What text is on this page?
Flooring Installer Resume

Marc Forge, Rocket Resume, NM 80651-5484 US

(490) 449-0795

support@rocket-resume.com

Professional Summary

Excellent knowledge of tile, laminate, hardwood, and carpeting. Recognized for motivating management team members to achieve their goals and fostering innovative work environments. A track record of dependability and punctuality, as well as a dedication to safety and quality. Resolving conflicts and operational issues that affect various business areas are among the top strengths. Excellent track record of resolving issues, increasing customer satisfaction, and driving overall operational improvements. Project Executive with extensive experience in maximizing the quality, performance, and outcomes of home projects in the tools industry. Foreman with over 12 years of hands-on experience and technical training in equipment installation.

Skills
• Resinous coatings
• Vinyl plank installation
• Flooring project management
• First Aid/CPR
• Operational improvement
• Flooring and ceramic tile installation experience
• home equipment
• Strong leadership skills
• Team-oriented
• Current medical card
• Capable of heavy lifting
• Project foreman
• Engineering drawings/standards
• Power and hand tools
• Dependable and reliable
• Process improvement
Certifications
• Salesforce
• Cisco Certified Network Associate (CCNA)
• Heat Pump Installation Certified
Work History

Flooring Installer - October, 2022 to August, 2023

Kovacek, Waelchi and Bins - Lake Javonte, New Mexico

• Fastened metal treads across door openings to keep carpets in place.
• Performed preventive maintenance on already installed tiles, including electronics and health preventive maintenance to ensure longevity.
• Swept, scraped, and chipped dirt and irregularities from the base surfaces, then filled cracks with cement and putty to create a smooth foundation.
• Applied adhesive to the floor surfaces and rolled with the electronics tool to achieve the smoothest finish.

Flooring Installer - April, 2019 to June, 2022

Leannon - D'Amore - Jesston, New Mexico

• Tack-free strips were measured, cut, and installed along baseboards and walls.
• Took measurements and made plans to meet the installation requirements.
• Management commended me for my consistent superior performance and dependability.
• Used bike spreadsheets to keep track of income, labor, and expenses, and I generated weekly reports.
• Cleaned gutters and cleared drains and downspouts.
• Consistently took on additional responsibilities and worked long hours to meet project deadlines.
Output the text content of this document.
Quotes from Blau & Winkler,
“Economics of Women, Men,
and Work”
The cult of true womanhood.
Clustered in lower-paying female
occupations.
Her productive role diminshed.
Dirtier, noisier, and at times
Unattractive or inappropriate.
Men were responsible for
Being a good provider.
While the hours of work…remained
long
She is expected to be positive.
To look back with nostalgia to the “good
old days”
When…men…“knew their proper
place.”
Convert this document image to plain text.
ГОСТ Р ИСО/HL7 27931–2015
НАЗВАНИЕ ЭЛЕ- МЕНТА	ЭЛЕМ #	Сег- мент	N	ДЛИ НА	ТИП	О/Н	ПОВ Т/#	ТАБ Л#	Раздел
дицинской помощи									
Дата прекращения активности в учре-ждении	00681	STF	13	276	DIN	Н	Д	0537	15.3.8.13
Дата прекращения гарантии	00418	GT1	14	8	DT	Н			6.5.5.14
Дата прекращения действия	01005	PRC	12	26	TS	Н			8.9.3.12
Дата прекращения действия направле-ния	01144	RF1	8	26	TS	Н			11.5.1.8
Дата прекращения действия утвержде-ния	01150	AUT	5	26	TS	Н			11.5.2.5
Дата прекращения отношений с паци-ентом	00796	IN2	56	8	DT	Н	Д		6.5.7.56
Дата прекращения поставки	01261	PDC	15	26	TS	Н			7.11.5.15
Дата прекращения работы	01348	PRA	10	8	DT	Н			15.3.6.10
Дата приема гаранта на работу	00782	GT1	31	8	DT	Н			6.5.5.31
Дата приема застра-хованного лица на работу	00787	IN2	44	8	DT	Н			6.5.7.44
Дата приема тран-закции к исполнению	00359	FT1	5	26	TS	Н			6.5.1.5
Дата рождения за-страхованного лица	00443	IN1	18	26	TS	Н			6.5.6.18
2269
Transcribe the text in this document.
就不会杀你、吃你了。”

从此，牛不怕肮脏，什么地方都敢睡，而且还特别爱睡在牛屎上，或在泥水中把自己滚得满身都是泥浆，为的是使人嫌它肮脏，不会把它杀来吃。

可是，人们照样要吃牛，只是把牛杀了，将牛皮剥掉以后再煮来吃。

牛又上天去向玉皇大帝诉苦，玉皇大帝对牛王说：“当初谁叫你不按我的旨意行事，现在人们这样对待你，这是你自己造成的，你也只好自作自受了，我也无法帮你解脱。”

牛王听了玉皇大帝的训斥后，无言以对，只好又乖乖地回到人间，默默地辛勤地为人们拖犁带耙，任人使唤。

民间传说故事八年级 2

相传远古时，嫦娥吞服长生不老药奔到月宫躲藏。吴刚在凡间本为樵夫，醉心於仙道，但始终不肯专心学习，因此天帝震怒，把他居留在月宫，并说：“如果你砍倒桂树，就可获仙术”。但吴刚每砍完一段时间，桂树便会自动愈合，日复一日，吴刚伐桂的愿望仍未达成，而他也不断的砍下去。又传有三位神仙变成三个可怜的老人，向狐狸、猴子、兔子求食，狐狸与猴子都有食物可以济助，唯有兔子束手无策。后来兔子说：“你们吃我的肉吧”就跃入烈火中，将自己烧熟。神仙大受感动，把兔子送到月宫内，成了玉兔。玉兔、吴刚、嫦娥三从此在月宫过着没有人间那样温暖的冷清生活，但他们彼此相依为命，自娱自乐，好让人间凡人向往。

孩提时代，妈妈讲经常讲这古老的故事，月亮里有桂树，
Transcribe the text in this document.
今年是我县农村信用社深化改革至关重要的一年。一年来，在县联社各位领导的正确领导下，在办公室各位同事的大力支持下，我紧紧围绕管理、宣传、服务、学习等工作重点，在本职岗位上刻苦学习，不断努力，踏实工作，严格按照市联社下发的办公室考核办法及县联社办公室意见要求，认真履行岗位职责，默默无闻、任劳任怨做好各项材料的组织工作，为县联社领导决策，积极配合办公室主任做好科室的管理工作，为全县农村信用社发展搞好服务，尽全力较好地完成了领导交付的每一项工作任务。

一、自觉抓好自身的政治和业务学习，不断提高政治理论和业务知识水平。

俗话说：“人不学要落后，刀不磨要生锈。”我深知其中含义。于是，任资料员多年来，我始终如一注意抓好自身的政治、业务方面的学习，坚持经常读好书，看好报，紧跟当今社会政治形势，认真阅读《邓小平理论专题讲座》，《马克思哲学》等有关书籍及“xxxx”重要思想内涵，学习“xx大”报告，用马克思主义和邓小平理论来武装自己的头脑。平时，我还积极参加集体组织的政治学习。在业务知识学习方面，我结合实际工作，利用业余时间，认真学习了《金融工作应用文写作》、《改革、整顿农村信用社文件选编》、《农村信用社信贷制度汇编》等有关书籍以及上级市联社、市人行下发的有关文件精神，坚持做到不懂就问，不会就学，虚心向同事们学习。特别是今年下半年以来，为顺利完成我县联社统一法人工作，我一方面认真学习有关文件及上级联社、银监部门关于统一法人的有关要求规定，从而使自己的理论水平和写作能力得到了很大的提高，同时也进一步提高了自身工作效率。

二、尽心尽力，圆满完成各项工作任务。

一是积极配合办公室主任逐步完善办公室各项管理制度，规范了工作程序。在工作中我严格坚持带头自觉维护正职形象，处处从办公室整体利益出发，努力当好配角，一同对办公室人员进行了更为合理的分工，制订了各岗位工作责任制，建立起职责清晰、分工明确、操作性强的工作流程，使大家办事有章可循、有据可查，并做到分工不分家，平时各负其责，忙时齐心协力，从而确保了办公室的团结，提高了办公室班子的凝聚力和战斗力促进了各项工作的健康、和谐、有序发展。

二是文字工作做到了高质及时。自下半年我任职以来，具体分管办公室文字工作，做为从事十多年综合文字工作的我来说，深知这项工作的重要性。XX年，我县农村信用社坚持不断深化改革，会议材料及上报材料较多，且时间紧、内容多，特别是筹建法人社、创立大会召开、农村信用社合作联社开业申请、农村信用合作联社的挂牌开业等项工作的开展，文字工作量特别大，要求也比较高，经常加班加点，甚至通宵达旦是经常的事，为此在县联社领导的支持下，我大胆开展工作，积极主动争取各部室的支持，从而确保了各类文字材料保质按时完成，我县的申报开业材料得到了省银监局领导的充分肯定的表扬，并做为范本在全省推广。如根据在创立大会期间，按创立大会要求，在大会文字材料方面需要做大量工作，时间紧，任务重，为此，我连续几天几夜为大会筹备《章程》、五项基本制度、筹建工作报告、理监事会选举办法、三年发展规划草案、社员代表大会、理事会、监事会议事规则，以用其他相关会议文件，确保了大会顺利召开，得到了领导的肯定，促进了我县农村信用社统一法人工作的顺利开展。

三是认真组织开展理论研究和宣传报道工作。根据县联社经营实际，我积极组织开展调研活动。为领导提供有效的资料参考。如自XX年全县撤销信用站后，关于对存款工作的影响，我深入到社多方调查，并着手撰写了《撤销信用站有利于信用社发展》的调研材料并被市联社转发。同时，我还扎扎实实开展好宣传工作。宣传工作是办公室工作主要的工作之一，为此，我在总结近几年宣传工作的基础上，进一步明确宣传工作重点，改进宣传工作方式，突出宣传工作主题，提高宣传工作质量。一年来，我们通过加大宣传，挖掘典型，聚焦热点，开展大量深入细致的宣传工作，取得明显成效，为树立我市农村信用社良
+ + + +
■ **Given request**:
Filter the data for the string "Mexico" and copy every line that has it.

■ **Answer to the exercise**:
Kovacek, Waelchi and Bins - Lake Javonte, New Mexico
Leannon - D'Amore - Jesston, New Mexico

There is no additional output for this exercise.